PROVIDED MATERIAL ::
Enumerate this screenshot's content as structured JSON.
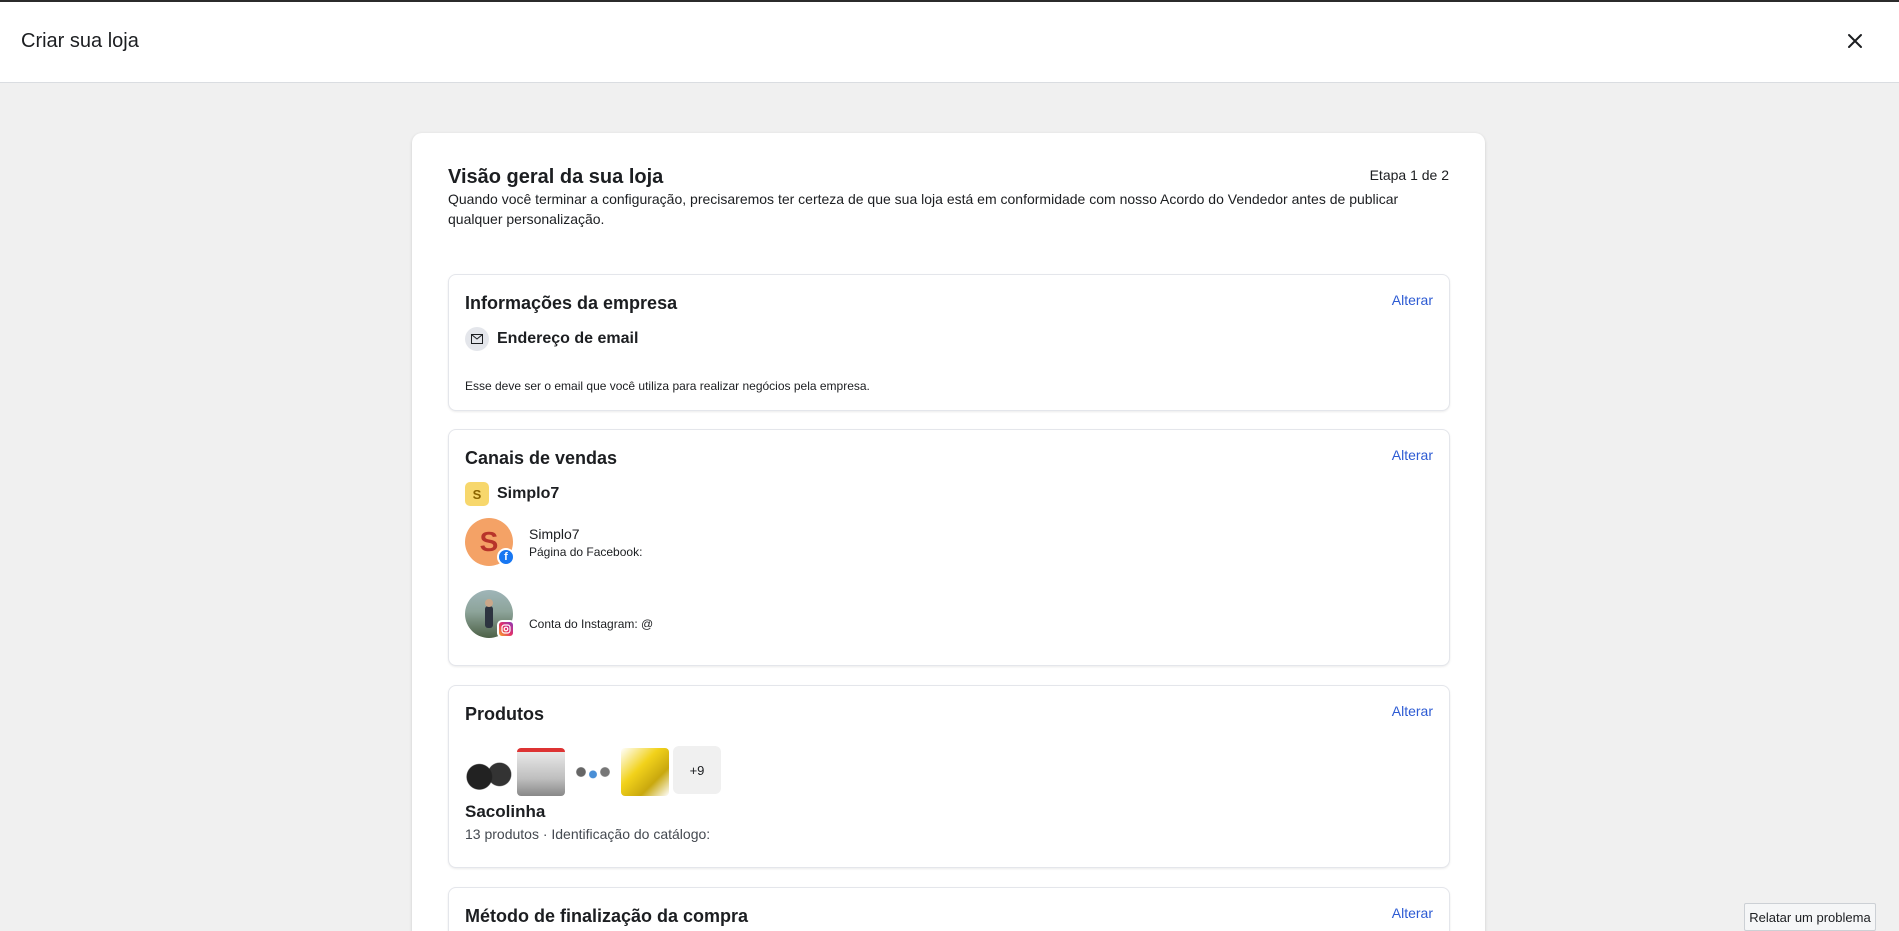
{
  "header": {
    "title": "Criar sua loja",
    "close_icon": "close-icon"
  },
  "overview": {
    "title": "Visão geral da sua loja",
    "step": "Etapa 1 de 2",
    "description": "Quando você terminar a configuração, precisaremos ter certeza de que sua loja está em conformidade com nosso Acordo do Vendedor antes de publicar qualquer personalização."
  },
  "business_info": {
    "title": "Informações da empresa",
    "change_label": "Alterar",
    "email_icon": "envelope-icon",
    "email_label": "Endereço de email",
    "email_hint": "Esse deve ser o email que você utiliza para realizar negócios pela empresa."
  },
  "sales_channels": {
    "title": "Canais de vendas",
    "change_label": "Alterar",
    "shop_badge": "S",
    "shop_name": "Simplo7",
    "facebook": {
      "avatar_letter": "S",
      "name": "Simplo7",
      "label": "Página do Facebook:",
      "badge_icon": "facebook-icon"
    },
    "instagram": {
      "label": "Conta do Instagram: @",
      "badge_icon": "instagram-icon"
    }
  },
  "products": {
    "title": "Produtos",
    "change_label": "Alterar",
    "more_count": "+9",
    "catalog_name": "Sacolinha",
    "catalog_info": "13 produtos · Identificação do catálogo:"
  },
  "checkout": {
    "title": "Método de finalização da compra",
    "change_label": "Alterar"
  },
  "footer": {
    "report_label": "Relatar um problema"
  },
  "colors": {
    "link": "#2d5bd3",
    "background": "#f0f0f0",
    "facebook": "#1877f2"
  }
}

==

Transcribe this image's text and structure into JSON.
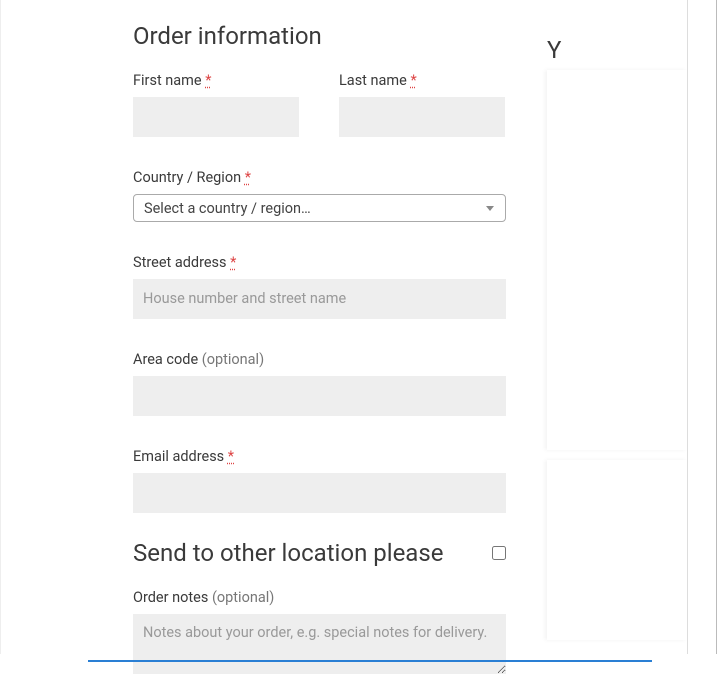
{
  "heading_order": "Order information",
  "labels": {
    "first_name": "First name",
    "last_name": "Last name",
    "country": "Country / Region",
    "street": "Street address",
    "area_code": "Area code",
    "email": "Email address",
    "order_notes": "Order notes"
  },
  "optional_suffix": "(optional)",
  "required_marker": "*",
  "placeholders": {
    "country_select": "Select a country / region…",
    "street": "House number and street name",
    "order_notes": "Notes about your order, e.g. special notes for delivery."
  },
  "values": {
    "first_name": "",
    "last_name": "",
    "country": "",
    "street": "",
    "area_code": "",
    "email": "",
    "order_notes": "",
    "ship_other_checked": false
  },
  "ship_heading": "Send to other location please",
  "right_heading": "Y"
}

==

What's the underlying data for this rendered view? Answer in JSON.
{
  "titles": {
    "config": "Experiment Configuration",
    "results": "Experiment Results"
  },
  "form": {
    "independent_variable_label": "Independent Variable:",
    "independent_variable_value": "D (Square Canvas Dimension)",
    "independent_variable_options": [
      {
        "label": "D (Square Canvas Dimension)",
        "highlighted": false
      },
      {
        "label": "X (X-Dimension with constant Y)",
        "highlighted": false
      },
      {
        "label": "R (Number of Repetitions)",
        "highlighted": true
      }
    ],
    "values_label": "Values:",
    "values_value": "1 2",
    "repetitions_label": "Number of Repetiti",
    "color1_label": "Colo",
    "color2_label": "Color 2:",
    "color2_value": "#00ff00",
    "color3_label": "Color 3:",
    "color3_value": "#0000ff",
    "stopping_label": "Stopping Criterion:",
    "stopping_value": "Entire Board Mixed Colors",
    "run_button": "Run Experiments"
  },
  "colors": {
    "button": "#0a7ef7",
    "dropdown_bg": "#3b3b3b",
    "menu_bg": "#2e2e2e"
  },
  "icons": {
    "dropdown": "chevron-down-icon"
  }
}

STATED PROBLEM :: Of the lines in the data, how many contain the word "empresa"? Provide the number and nothing further.

COMPLETED TASK :: 2